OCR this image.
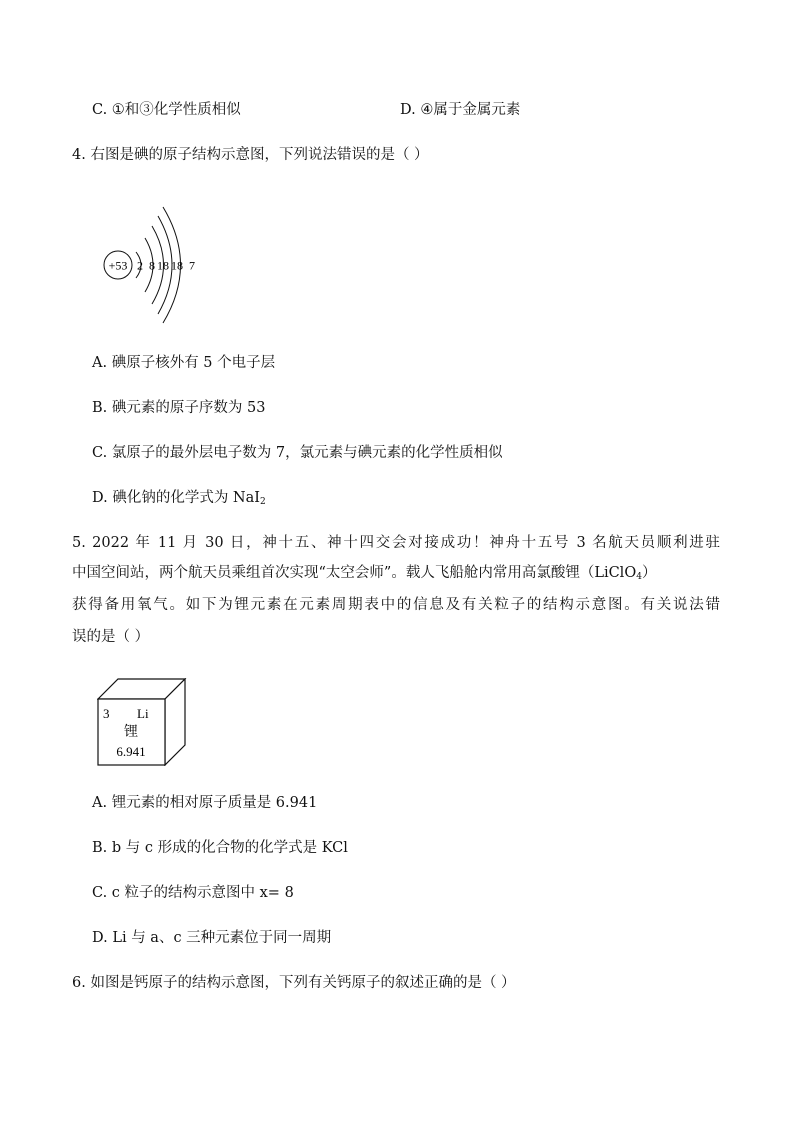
C. ①和③化学性质相似	D. ④属于金属元素
4. 右图是碘的原子结构示意图，下列说法错误的是（ ）
+53 2 8 18 18 7
A. 碘原子核外有 5 个电子层
B. 碘元素的原子序数为 53
C. 氯原子的最外层电子数为 7，氯元素与碘元素的化学性质相似
D. 碘化钠的化学式为 NaI$_2$
5. 2022 年 11 月 30 日，神十五、神十四交会对接成功！神舟十五号 3 名航天员顺利进驻
中国空间站，两个航天员乘组首次实现“太空会师”。载人飞船舱内常用高氯酸锂（LiClO$_4$）
获得备用氧气。如下为锂元素在元素周期表中的信息及有关粒子的结构示意图。有关说法错
误的是（ ）
3 Li
锂
6.941
A. 锂元素的相对原子质量是 6.941
B. b 与 c 形成的化合物的化学式是 KCl
C. c 粒子的结构示意图中 x= 8
D. Li 与 a、c 三种元素位于同一周期
6. 如图是钙原子的结构示意图，下列有关钙原子的叙述正确的是（ ）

■ ■ ■ ■

◆ **DIRECTIVE**
Each line in the records above should be reproduced exactly; images are not copied.

◆ **THE RESULT**
OCR this image.
C. ①和③化学性质相似	D. ④属于金属元素
4. 右图是碘的原子结构示意图，下列说法错误的是（ ）
+53 2 8 18 18 7
A. 碘原子核外有 5 个电子层
B. 碘元素的原子序数为 53
C. 氯原子的最外层电子数为 7，氯元素与碘元素的化学性质相似
D. 碘化钠的化学式为 NaI$_2$
5. 2022 年 11 月 30 日，神十五、神十四交会对接成功！神舟十五号 3 名航天员顺利进驻
中国空间站，两个航天员乘组首次实现“太空会师”。载人飞船舱内常用高氯酸锂（LiClO$_4$）
获得备用氧气。如下为锂元素在元素周期表中的信息及有关粒子的结构示意图。有关说法错
误的是（ ）
3 Li
锂
6.941
A. 锂元素的相对原子质量是 6.941
B. b 与 c 形成的化合物的化学式是 KCl
C. c 粒子的结构示意图中 x= 8
D. Li 与 a、c 三种元素位于同一周期
6. 如图是钙原子的结构示意图，下列有关钙原子的叙述正确的是（ ）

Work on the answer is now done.